Listed records:

━━━━

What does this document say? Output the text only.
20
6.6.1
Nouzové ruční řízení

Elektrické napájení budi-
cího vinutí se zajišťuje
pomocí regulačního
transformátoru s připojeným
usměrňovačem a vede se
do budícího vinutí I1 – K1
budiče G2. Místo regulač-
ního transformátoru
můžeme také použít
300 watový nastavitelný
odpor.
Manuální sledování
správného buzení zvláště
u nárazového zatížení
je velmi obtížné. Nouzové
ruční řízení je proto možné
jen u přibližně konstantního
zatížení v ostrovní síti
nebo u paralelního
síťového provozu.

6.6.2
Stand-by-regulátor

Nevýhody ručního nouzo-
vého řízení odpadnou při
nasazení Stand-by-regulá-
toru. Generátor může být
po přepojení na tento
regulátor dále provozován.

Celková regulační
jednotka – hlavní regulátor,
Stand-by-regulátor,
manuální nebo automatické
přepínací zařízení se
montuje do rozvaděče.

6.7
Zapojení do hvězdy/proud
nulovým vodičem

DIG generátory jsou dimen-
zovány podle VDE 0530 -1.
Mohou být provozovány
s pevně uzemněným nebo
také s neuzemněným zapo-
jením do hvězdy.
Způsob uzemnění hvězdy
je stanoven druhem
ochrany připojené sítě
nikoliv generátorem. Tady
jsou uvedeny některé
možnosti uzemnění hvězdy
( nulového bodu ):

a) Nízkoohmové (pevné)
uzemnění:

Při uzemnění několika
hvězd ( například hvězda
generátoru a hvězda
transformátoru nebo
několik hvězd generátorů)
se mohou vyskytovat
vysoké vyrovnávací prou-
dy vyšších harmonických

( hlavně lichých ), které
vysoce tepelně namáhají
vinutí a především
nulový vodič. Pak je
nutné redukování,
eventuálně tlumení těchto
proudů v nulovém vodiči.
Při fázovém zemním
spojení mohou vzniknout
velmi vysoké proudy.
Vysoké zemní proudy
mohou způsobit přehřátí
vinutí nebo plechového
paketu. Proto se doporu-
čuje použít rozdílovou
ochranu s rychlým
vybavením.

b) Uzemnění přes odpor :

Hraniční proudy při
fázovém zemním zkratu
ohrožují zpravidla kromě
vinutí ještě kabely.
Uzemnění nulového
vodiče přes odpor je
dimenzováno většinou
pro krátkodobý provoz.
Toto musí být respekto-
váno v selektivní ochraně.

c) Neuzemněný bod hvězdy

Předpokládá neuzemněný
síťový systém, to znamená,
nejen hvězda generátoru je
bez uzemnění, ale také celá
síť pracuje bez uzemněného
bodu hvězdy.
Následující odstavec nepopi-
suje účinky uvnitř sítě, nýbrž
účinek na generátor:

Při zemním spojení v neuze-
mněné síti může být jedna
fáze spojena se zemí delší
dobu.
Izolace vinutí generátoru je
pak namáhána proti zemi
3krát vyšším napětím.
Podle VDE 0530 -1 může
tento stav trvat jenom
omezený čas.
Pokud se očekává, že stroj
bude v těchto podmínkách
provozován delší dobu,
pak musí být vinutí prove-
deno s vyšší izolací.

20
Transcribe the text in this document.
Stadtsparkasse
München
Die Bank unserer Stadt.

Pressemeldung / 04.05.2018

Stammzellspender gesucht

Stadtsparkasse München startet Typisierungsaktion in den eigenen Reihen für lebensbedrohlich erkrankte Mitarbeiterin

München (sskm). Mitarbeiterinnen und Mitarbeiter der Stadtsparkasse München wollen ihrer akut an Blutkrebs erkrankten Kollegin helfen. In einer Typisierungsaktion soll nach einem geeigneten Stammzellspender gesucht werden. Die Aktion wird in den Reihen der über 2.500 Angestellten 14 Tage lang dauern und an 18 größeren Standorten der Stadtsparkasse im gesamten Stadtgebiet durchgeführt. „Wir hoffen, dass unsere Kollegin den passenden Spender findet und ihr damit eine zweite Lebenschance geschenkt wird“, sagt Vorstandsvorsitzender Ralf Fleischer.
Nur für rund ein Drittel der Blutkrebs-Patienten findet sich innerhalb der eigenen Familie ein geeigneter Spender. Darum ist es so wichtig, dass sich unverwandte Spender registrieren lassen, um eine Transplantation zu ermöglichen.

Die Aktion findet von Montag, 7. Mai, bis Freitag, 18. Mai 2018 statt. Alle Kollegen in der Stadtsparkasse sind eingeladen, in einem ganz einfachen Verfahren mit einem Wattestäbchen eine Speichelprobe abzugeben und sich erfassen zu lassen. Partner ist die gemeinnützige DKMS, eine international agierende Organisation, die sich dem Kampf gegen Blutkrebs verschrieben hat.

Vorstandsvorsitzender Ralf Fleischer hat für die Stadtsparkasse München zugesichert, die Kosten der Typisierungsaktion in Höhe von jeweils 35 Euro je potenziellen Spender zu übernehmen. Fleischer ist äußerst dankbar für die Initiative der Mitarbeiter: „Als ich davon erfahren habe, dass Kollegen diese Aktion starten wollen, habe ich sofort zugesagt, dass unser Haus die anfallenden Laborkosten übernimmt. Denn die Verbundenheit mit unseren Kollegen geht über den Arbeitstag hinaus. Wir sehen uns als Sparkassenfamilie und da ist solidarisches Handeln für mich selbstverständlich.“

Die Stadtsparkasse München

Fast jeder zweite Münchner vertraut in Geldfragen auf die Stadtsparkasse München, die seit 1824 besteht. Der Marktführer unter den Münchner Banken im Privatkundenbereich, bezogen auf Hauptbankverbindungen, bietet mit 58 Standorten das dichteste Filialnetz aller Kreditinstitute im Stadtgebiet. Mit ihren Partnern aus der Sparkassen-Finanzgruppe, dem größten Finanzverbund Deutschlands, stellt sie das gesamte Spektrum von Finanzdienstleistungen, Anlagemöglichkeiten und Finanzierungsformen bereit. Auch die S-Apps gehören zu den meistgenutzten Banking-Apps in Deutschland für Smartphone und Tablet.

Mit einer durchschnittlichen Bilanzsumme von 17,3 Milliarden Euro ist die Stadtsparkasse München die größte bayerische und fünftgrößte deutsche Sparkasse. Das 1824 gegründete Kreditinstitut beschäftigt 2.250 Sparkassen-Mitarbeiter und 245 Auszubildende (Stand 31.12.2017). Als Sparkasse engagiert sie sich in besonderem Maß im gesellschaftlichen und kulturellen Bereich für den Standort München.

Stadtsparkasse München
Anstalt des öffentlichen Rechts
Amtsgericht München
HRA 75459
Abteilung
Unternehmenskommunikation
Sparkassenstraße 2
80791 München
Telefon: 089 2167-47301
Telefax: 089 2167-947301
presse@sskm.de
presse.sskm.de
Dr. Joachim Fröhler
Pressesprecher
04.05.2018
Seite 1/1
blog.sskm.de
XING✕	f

━━━━

What you will do: Write out every entry word for word.

The result:
What does this document say? Output the text only.
20
6.6.1
Nouzové ruční řízení

Elektrické napájení budi-
cího vinutí se zajišťuje
pomocí regulačního
transformátoru s připojeným
usměrňovačem a vede se
do budícího vinutí I1 – K1
budiče G2. Místo regulač-
ního transformátoru
můžeme také použít
300 watový nastavitelný
odpor.
Manuální sledování
správného buzení zvláště
u nárazového zatížení
je velmi obtížné. Nouzové
ruční řízení je proto možné
jen u přibližně konstantního
zatížení v ostrovní síti
nebo u paralelního
síťového provozu.

6.6.2
Stand-by-regulátor

Nevýhody ručního nouzo-
vého řízení odpadnou při
nasazení Stand-by-regulá-
toru. Generátor může být
po přepojení na tento
regulátor dále provozován.

Celková regulační
jednotka – hlavní regulátor,
Stand-by-regulátor,
manuální nebo automatické
přepínací zařízení se
montuje do rozvaděče.

6.7
Zapojení do hvězdy/proud
nulovým vodičem

DIG generátory jsou dimen-
zovány podle VDE 0530 -1.
Mohou být provozovány
s pevně uzemněným nebo
také s neuzemněným zapo-
jením do hvězdy.
Způsob uzemnění hvězdy
je stanoven druhem
ochrany připojené sítě
nikoliv generátorem. Tady
jsou uvedeny některé
možnosti uzemnění hvězdy
( nulového bodu ):

a) Nízkoohmové (pevné)
uzemnění:

Při uzemnění několika
hvězd ( například hvězda
generátoru a hvězda
transformátoru nebo
několik hvězd generátorů)
se mohou vyskytovat
vysoké vyrovnávací prou-
dy vyšších harmonických

( hlavně lichých ), které
vysoce tepelně namáhají
vinutí a především
nulový vodič. Pak je
nutné redukování,
eventuálně tlumení těchto
proudů v nulovém vodiči.
Při fázovém zemním
spojení mohou vzniknout
velmi vysoké proudy.
Vysoké zemní proudy
mohou způsobit přehřátí
vinutí nebo plechového
paketu. Proto se doporu-
čuje použít rozdílovou
ochranu s rychlým
vybavením.

b) Uzemnění přes odpor :

Hraniční proudy při
fázovém zemním zkratu
ohrožují zpravidla kromě
vinutí ještě kabely.
Uzemnění nulového
vodiče přes odpor je
dimenzováno většinou
pro krátkodobý provoz.
Toto musí být respekto-
váno v selektivní ochraně.

c) Neuzemněný bod hvězdy

Předpokládá neuzemněný
síťový systém, to znamená,
nejen hvězda generátoru je
bez uzemnění, ale také celá
síť pracuje bez uzemněného
bodu hvězdy.
Následující odstavec nepopi-
suje účinky uvnitř sítě, nýbrž
účinek na generátor:

Při zemním spojení v neuze-
mněné síti může být jedna
fáze spojena se zemí delší
dobu.
Izolace vinutí generátoru je
pak namáhána proti zemi
3krát vyšším napětím.
Podle VDE 0530 -1 může
tento stav trvat jenom
omezený čas.
Pokud se očekává, že stroj
bude v těchto podmínkách
provozován delší dobu,
pak musí být vinutí prove-
deno s vyšší izolací.

20
Transcribe the text in this document.
Stadtsparkasse
München
Die Bank unserer Stadt.

Pressemeldung / 04.05.2018

Stammzellspender gesucht

Stadtsparkasse München startet Typisierungsaktion in den eigenen Reihen für lebensbedrohlich erkrankte Mitarbeiterin

München (sskm). Mitarbeiterinnen und Mitarbeiter der Stadtsparkasse München wollen ihrer akut an Blutkrebs erkrankten Kollegin helfen. In einer Typisierungsaktion soll nach einem geeigneten Stammzellspender gesucht werden. Die Aktion wird in den Reihen der über 2.500 Angestellten 14 Tage lang dauern und an 18 größeren Standorten der Stadtsparkasse im gesamten Stadtgebiet durchgeführt. „Wir hoffen, dass unsere Kollegin den passenden Spender findet und ihr damit eine zweite Lebenschance geschenkt wird“, sagt Vorstandsvorsitzender Ralf Fleischer.
Nur für rund ein Drittel der Blutkrebs-Patienten findet sich innerhalb der eigenen Familie ein geeigneter Spender. Darum ist es so wichtig, dass sich unverwandte Spender registrieren lassen, um eine Transplantation zu ermöglichen.

Die Aktion findet von Montag, 7. Mai, bis Freitag, 18. Mai 2018 statt. Alle Kollegen in der Stadtsparkasse sind eingeladen, in einem ganz einfachen Verfahren mit einem Wattestäbchen eine Speichelprobe abzugeben und sich erfassen zu lassen. Partner ist die gemeinnützige DKMS, eine international agierende Organisation, die sich dem Kampf gegen Blutkrebs verschrieben hat.

Vorstandsvorsitzender Ralf Fleischer hat für die Stadtsparkasse München zugesichert, die Kosten der Typisierungsaktion in Höhe von jeweils 35 Euro je potenziellen Spender zu übernehmen. Fleischer ist äußerst dankbar für die Initiative der Mitarbeiter: „Als ich davon erfahren habe, dass Kollegen diese Aktion starten wollen, habe ich sofort zugesagt, dass unser Haus die anfallenden Laborkosten übernimmt. Denn die Verbundenheit mit unseren Kollegen geht über den Arbeitstag hinaus. Wir sehen uns als Sparkassenfamilie und da ist solidarisches Handeln für mich selbstverständlich.“

Die Stadtsparkasse München

Fast jeder zweite Münchner vertraut in Geldfragen auf die Stadtsparkasse München, die seit 1824 besteht. Der Marktführer unter den Münchner Banken im Privatkundenbereich, bezogen auf Hauptbankverbindungen, bietet mit 58 Standorten das dichteste Filialnetz aller Kreditinstitute im Stadtgebiet. Mit ihren Partnern aus der Sparkassen-Finanzgruppe, dem größten Finanzverbund Deutschlands, stellt sie das gesamte Spektrum von Finanzdienstleistungen, Anlagemöglichkeiten und Finanzierungsformen bereit. Auch die S-Apps gehören zu den meistgenutzten Banking-Apps in Deutschland für Smartphone und Tablet.

Mit einer durchschnittlichen Bilanzsumme von 17,3 Milliarden Euro ist die Stadtsparkasse München die größte bayerische und fünftgrößte deutsche Sparkasse. Das 1824 gegründete Kreditinstitut beschäftigt 2.250 Sparkassen-Mitarbeiter und 245 Auszubildende (Stand 31.12.2017). Als Sparkasse engagiert sie sich in besonderem Maß im gesellschaftlichen und kulturellen Bereich für den Standort München.

Stadtsparkasse München
Anstalt des öffentlichen Rechts
Amtsgericht München
HRA 75459
Abteilung
Unternehmenskommunikation
Sparkassenstraße 2
80791 München
Telefon: 089 2167-47301
Telefax: 089 2167-947301
presse@sskm.de
presse.sskm.de
Dr. Joachim Fröhler
Pressesprecher
04.05.2018
Seite 1/1
blog.sskm.de
XING✕	f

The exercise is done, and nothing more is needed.